• Items from a data source
++++++++++

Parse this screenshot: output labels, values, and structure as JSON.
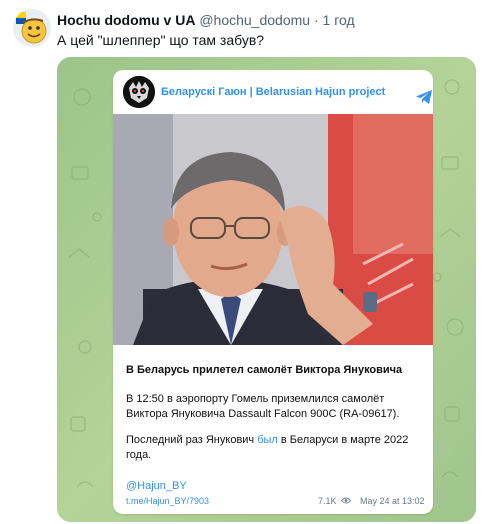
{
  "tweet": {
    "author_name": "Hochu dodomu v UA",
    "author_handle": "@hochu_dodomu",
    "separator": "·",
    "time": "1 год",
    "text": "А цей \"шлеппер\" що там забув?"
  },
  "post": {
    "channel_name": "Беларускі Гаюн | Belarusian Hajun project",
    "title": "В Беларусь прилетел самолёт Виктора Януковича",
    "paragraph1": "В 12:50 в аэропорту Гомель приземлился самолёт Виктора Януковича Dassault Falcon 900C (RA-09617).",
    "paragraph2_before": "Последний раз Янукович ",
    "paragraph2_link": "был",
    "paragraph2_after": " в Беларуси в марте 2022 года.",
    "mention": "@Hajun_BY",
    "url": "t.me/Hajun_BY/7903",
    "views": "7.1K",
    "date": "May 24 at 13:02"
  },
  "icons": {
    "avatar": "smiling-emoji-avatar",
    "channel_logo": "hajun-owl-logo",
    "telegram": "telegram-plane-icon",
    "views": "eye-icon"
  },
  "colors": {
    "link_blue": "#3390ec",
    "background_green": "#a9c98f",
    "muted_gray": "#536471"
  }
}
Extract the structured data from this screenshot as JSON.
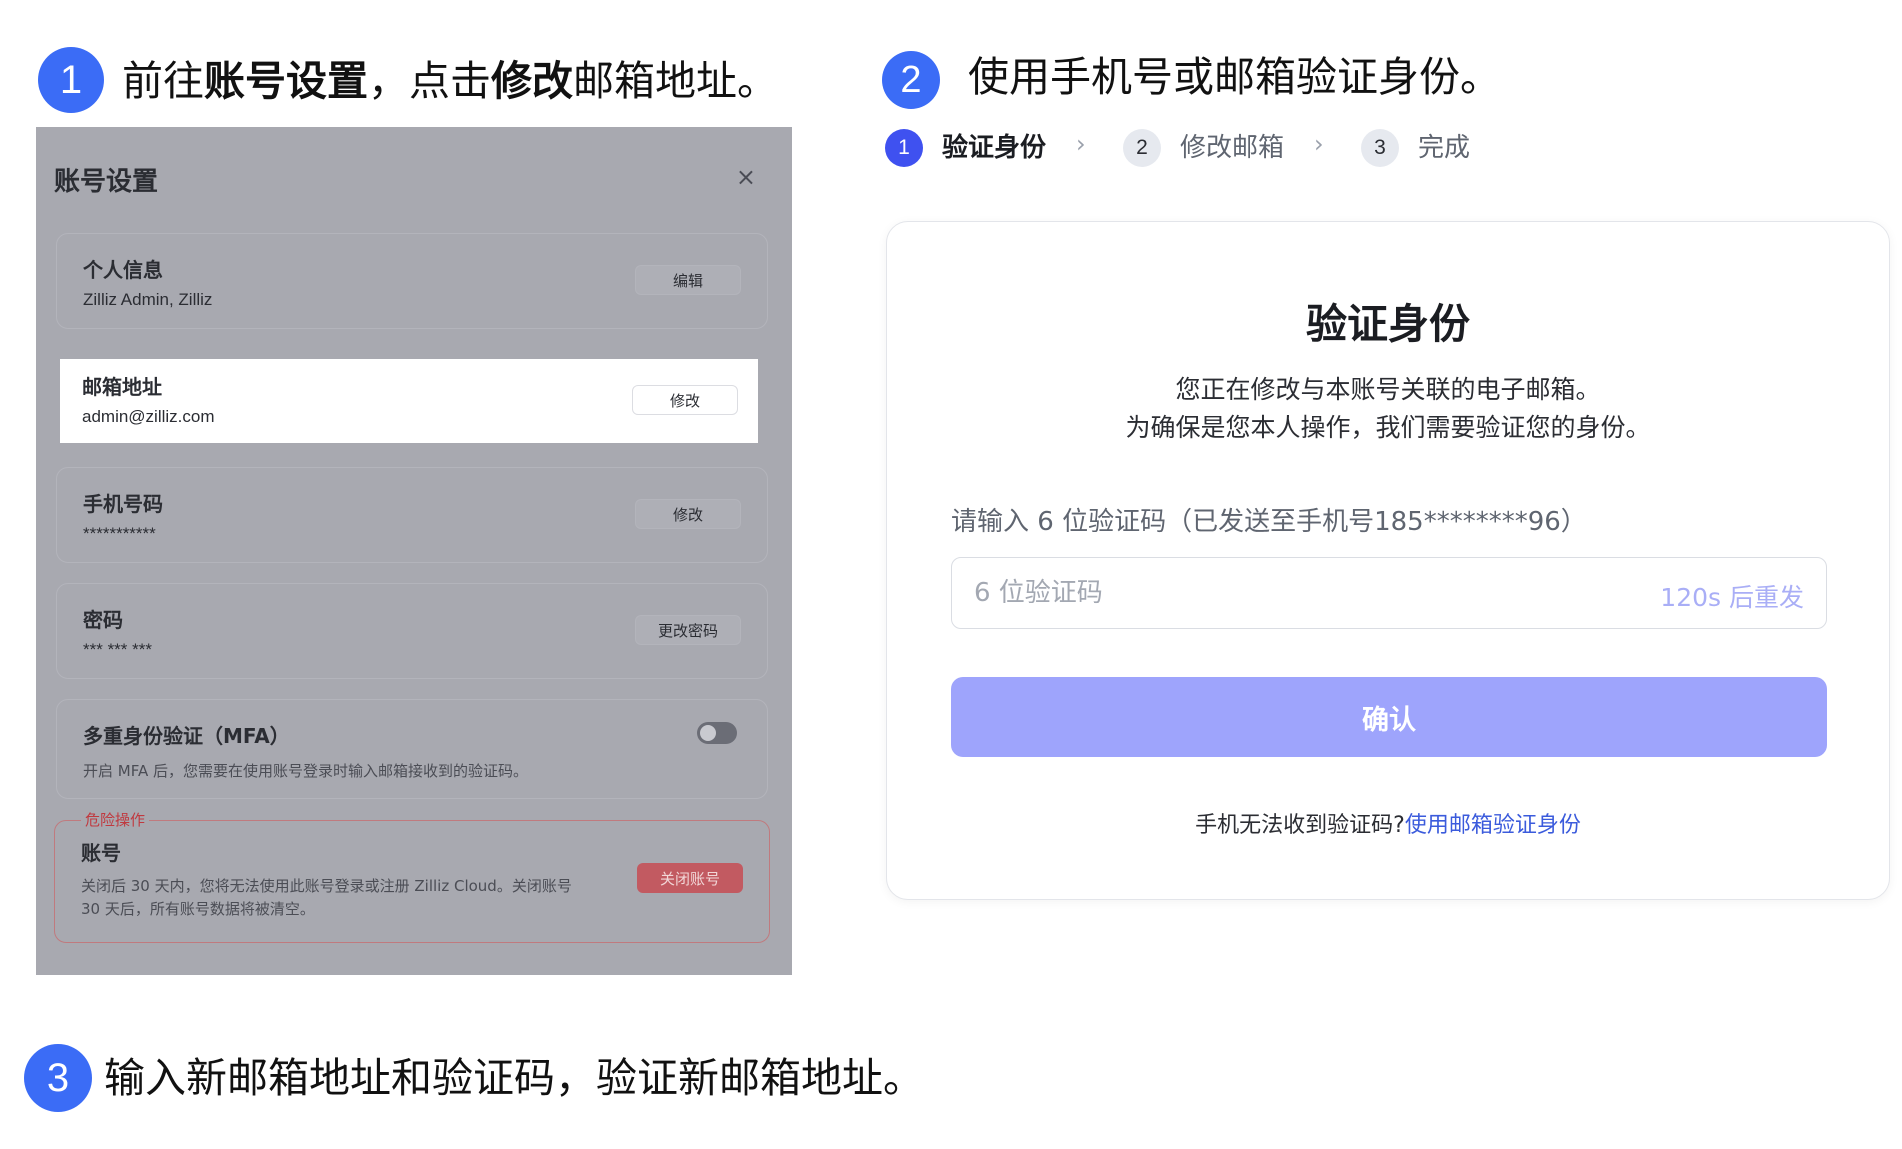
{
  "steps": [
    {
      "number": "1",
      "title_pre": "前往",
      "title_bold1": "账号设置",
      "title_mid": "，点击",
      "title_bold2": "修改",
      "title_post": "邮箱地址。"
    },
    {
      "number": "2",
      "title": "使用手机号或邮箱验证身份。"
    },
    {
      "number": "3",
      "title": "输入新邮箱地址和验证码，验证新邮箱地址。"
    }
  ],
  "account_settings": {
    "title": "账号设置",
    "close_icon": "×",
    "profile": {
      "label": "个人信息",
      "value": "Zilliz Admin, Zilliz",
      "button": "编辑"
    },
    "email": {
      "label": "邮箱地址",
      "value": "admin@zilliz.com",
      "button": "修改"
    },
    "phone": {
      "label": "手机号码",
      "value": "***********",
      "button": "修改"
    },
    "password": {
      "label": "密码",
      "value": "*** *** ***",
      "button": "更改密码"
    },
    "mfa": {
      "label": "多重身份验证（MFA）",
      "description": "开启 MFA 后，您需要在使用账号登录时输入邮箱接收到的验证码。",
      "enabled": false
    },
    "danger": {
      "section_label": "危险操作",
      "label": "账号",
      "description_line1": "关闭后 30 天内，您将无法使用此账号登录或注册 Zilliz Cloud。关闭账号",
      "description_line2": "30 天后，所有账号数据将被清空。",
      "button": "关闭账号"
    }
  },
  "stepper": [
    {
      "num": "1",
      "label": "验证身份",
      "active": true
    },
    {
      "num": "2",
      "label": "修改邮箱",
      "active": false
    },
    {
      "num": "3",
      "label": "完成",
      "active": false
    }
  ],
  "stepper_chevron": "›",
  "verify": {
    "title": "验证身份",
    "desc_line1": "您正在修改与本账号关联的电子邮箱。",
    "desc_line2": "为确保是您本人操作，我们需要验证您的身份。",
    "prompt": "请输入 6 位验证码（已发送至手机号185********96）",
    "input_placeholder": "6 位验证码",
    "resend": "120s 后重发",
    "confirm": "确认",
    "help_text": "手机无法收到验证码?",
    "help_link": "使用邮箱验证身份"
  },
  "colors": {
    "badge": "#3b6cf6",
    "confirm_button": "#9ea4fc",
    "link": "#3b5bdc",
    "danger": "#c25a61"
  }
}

++++++++++

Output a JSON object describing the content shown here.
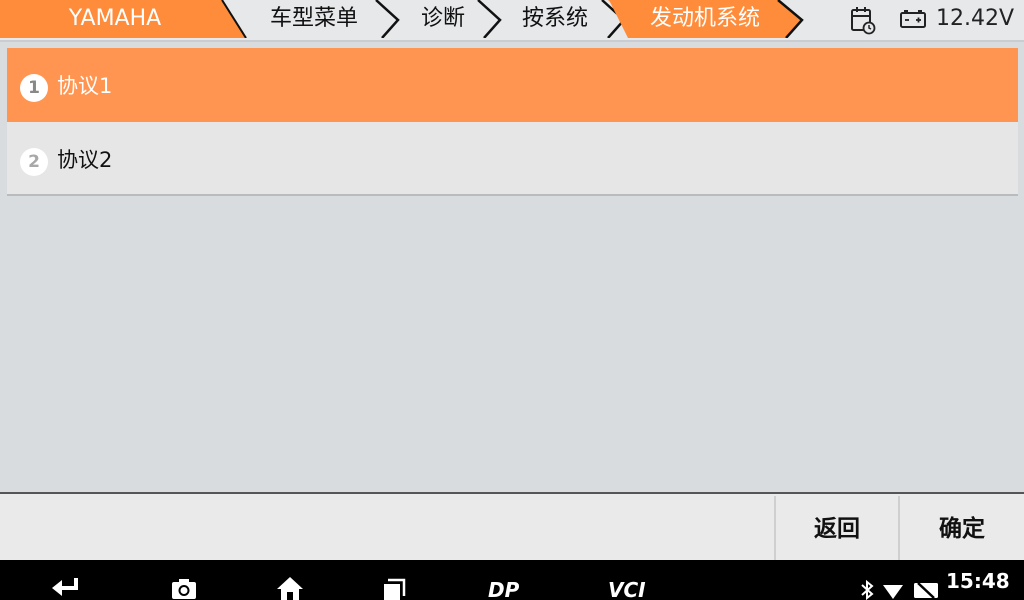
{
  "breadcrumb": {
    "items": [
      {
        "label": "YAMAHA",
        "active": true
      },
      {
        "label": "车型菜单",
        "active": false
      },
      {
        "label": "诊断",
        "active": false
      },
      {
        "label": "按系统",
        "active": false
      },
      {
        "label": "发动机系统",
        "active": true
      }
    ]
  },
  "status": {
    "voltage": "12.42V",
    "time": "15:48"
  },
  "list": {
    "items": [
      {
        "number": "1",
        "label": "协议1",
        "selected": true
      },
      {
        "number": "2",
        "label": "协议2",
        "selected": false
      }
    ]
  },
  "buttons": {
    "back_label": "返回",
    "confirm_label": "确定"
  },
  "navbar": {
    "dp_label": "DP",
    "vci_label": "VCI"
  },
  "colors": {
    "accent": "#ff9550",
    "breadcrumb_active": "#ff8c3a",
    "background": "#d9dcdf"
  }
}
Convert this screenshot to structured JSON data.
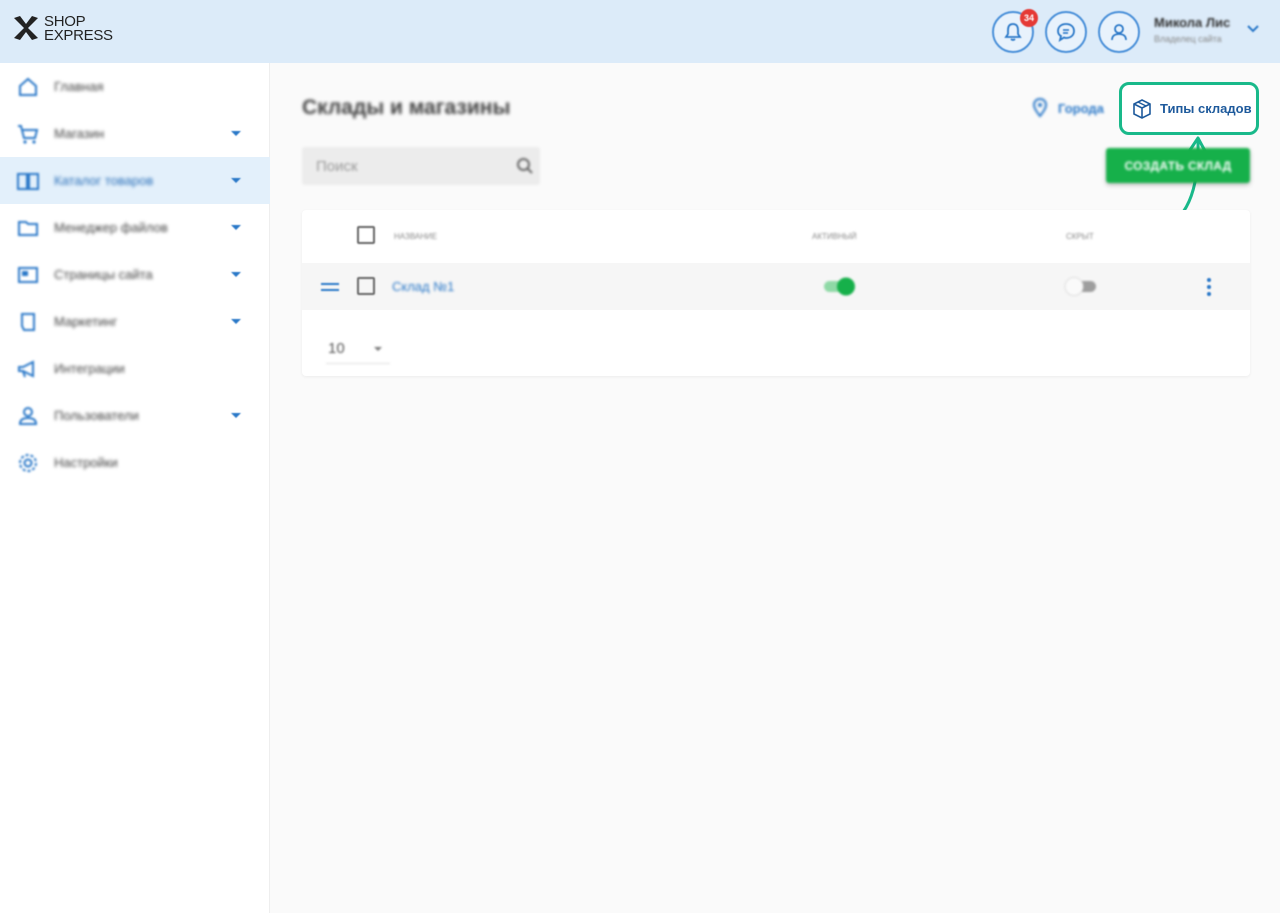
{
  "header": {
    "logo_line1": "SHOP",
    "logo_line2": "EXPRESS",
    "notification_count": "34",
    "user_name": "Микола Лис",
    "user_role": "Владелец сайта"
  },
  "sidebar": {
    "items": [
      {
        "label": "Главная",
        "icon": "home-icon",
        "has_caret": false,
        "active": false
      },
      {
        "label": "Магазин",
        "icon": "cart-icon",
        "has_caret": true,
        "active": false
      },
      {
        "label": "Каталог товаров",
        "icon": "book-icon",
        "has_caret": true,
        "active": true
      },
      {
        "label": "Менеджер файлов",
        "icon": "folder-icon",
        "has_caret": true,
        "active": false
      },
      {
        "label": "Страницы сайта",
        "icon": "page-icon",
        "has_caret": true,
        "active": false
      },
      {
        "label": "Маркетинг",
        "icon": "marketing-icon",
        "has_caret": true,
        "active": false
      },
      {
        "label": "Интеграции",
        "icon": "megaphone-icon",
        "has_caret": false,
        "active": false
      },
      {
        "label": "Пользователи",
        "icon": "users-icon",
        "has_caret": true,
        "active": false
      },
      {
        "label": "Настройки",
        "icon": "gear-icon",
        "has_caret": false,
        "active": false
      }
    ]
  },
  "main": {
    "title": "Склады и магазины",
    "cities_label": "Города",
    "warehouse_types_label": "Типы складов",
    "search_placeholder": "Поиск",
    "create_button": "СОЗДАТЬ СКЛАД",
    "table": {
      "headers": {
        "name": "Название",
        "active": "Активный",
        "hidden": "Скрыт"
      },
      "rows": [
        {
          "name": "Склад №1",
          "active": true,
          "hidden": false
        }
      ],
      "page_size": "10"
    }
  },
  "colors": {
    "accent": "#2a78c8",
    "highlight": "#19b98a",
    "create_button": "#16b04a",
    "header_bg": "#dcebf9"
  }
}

++++++++++

Using the listing, copy every line where the word "сайта" shows up.

• EXERCISE SOLUTION
    "user_role": "Владелец сайта"
        "label": "Страницы сайта",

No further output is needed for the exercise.